§ Text provided
The Danger of a Knee-Jerk Response

by | Apr 28, 2020 | Discipline, Fear, Five-Fold Ministry, Freedom, Grace, Healing, Honor, Humility, Justice, Wisdom | 0 comments

It never ceases to amaze me how some people will negatively interpret what we write or speak. Some personal filters are so biased it does not matter how clear something is written or spoken, their personal bias hijacks their reasoning and interpretation. At that point, what they share comes forth as an undisciplined knee-jerk reaction void of wisdom and mercy. I know this because I have been guilty of the same thing. So have you.

I’ve had people challenge me on something I wrote, causing me to ask myself, “Did they actually take the time to read what I wrote?”  If you thought our culture was uptight before the pandemic, as they say, “You ain’t seen nothing yet!” Our culture is beginning to feel like caged animals in a zoo. If what you share reaches through the bars of a person’s bias, you might get bitten. Hungry people can become desperate when they feel caged. It doesn’t matter who or what reaches through the bars of their intellectual cage, they will bite.

§ Data records
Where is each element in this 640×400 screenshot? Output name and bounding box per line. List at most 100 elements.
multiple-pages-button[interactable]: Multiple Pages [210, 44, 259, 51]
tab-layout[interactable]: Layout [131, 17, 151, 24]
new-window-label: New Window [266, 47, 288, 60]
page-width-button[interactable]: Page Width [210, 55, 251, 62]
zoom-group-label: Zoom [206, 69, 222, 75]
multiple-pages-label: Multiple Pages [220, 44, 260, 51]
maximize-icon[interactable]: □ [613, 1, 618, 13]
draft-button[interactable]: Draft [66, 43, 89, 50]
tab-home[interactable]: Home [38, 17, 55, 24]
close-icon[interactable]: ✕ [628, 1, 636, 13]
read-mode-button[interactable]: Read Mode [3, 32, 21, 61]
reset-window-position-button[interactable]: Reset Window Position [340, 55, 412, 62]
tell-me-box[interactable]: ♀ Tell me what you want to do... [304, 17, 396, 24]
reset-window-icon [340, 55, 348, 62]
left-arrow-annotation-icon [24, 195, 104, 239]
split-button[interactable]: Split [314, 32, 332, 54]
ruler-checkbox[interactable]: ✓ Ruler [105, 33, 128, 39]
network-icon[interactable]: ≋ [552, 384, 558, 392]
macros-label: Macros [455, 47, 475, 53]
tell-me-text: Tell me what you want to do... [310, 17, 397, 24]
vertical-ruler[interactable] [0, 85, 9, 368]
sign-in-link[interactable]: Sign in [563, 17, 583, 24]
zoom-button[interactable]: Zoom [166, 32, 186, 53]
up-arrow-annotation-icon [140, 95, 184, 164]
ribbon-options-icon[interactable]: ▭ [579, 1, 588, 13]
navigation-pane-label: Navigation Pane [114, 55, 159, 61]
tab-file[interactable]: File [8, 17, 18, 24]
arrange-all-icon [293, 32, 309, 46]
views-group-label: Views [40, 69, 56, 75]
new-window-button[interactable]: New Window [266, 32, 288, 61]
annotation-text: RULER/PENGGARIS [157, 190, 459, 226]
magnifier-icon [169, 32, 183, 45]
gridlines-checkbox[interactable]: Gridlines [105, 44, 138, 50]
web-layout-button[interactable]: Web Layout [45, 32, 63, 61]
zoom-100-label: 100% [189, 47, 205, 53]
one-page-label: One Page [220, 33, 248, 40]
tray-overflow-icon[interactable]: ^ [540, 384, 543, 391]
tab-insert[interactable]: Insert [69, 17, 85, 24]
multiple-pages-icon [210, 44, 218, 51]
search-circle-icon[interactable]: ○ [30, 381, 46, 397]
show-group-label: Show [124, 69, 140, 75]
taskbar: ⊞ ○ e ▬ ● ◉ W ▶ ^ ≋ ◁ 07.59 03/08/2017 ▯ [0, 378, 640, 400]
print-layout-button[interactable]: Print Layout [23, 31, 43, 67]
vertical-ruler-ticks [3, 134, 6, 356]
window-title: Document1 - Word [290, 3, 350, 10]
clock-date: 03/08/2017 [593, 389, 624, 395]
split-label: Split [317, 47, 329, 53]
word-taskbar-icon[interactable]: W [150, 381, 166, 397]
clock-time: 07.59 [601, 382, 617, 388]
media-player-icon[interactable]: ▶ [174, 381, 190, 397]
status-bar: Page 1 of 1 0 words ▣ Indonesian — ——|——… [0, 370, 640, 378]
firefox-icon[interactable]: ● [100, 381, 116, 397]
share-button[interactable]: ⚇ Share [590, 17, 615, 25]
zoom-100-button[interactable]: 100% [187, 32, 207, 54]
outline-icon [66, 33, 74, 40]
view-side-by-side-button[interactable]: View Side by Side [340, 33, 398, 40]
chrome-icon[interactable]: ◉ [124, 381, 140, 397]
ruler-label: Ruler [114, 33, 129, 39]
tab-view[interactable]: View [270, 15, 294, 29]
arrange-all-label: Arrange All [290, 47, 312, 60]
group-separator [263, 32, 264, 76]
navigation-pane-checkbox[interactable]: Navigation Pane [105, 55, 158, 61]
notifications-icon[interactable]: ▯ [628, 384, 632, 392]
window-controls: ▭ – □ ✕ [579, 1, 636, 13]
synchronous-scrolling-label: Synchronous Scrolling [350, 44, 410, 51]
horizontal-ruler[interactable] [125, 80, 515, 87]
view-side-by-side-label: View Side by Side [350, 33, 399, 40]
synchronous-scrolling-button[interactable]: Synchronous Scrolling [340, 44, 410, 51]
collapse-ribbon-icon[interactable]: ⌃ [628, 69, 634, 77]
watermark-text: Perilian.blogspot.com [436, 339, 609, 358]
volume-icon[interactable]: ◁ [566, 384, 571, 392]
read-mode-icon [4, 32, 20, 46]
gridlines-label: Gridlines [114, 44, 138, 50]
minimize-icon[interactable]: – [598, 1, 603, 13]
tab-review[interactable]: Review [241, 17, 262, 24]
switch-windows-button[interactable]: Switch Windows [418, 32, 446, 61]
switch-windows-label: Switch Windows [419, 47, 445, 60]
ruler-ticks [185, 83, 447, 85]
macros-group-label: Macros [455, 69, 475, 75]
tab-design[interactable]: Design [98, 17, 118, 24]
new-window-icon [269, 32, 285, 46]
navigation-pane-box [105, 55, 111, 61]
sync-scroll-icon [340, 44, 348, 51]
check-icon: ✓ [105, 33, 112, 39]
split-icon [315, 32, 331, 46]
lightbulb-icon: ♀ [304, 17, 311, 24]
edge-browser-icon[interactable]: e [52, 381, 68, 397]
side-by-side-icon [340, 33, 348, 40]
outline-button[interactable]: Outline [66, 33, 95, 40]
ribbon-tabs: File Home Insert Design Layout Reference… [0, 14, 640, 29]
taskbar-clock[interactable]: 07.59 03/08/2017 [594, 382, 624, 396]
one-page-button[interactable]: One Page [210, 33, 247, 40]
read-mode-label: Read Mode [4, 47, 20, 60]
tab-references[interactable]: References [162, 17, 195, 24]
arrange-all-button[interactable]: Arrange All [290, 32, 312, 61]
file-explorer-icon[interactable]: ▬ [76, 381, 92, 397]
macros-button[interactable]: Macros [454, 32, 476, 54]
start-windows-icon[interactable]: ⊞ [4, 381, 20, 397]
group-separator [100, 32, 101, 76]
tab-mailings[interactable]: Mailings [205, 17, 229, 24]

§ What you have to do
Answer these from the post about knee-jerk responses:
(a) On what date was it posted?
(b) According to the post, what hijacks some people's reasoning and interpretation?
(c) What does the post say our culture is beginning to feel like?

§ Output of the task
(a) Apr 28, 2020
(b) Their personal bias
(c) Caged animals in a zoo